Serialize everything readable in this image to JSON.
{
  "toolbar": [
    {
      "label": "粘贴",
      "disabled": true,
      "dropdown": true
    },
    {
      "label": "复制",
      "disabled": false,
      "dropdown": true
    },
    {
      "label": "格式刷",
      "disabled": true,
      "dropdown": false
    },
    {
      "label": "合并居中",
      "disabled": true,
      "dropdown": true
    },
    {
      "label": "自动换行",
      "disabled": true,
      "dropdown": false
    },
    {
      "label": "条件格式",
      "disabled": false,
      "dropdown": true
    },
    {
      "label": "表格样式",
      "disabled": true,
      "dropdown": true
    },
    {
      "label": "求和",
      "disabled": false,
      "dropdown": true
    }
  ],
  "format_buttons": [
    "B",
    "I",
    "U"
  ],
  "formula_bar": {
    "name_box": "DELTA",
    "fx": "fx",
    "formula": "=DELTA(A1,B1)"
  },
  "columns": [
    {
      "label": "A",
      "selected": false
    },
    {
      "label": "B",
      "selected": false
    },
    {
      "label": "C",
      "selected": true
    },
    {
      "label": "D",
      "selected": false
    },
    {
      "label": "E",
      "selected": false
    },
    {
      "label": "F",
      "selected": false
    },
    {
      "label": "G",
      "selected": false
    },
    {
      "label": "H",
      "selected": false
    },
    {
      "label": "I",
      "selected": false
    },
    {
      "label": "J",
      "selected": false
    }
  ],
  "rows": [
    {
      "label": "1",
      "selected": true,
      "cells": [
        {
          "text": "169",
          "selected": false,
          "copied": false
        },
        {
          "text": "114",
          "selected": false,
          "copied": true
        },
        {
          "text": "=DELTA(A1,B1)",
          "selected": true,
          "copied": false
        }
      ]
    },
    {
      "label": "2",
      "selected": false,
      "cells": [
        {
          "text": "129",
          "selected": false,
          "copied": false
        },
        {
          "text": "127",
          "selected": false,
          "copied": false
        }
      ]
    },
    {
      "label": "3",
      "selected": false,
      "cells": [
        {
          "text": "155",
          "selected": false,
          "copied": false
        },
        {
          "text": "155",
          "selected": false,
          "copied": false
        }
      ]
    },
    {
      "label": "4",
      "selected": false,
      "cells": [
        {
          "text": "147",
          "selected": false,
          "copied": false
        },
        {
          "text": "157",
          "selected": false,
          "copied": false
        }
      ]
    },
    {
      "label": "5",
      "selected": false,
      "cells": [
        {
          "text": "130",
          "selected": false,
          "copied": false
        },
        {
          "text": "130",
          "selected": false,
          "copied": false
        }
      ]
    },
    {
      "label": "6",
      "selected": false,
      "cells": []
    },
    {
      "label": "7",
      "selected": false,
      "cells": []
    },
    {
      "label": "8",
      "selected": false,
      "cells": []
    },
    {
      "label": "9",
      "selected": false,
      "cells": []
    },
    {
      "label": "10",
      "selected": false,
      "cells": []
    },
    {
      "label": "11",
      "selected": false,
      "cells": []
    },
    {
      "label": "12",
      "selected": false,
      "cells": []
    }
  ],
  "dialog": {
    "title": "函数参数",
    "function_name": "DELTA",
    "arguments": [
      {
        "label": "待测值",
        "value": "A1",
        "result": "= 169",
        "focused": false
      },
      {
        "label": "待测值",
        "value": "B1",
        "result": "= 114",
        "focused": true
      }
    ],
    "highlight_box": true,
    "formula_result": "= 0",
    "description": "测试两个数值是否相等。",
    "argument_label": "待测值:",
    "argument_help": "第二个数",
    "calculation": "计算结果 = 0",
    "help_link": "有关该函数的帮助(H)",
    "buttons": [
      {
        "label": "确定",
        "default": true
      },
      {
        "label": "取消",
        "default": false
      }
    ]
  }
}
****************
TO BE DONE
Restate the data above exactly, keeping each word as it stands.

EXERCISE RESPONSE
Serialize everything readable in this image to JSON.
{
  "toolbar": [
    {
      "label": "粘贴",
      "disabled": true,
      "dropdown": true
    },
    {
      "label": "复制",
      "disabled": false,
      "dropdown": true
    },
    {
      "label": "格式刷",
      "disabled": true,
      "dropdown": false
    },
    {
      "label": "合并居中",
      "disabled": true,
      "dropdown": true
    },
    {
      "label": "自动换行",
      "disabled": true,
      "dropdown": false
    },
    {
      "label": "条件格式",
      "disabled": false,
      "dropdown": true
    },
    {
      "label": "表格样式",
      "disabled": true,
      "dropdown": true
    },
    {
      "label": "求和",
      "disabled": false,
      "dropdown": true
    }
  ],
  "format_buttons": [
    "B",
    "I",
    "U"
  ],
  "formula_bar": {
    "name_box": "DELTA",
    "fx": "fx",
    "formula": "=DELTA(A1,B1)"
  },
  "columns": [
    {
      "label": "A",
      "selected": false
    },
    {
      "label": "B",
      "selected": false
    },
    {
      "label": "C",
      "selected": true
    },
    {
      "label": "D",
      "selected": false
    },
    {
      "label": "E",
      "selected": false
    },
    {
      "label": "F",
      "selected": false
    },
    {
      "label": "G",
      "selected": false
    },
    {
      "label": "H",
      "selected": false
    },
    {
      "label": "I",
      "selected": false
    },
    {
      "label": "J",
      "selected": false
    }
  ],
  "rows": [
    {
      "label": "1",
      "selected": true,
      "cells": [
        {
          "text": "169",
          "selected": false,
          "copied": false
        },
        {
          "text": "114",
          "selected": false,
          "copied": true
        },
        {
          "text": "=DELTA(A1,B1)",
          "selected": true,
          "copied": false
        }
      ]
    },
    {
      "label": "2",
      "selected": false,
      "cells": [
        {
          "text": "129",
          "selected": false,
          "copied": false
        },
        {
          "text": "127",
          "selected": false,
          "copied": false
        }
      ]
    },
    {
      "label": "3",
      "selected": false,
      "cells": [
        {
          "text": "155",
          "selected": false,
          "copied": false
        },
        {
          "text": "155",
          "selected": false,
          "copied": false
        }
      ]
    },
    {
      "label": "4",
      "selected": false,
      "cells": [
        {
          "text": "147",
          "selected": false,
          "copied": false
        },
        {
          "text": "157",
          "selected": false,
          "copied": false
        }
      ]
    },
    {
      "label": "5",
      "selected": false,
      "cells": [
        {
          "text": "130",
          "selected": false,
          "copied": false
        },
        {
          "text": "130",
          "selected": false,
          "copied": false
        }
      ]
    },
    {
      "label": "6",
      "selected": false,
      "cells": []
    },
    {
      "label": "7",
      "selected": false,
      "cells": []
    },
    {
      "label": "8",
      "selected": false,
      "cells": []
    },
    {
      "label": "9",
      "selected": false,
      "cells": []
    },
    {
      "label": "10",
      "selected": false,
      "cells": []
    },
    {
      "label": "11",
      "selected": false,
      "cells": []
    },
    {
      "label": "12",
      "selected": false,
      "cells": []
    }
  ],
  "dialog": {
    "title": "函数参数",
    "function_name": "DELTA",
    "arguments": [
      {
        "label": "待测值",
        "value": "A1",
        "result": "= 169",
        "focused": false
      },
      {
        "label": "待测值",
        "value": "B1",
        "result": "= 114",
        "focused": true
      }
    ],
    "highlight_box": true,
    "formula_result": "= 0",
    "description": "测试两个数值是否相等。",
    "argument_label": "待测值:",
    "argument_help": "第二个数",
    "calculation": "计算结果 = 0",
    "help_link": "有关该函数的帮助(H)",
    "buttons": [
      {
        "label": "确定",
        "default": true
      },
      {
        "label": "取消",
        "default": false
      }
    ]
  }
}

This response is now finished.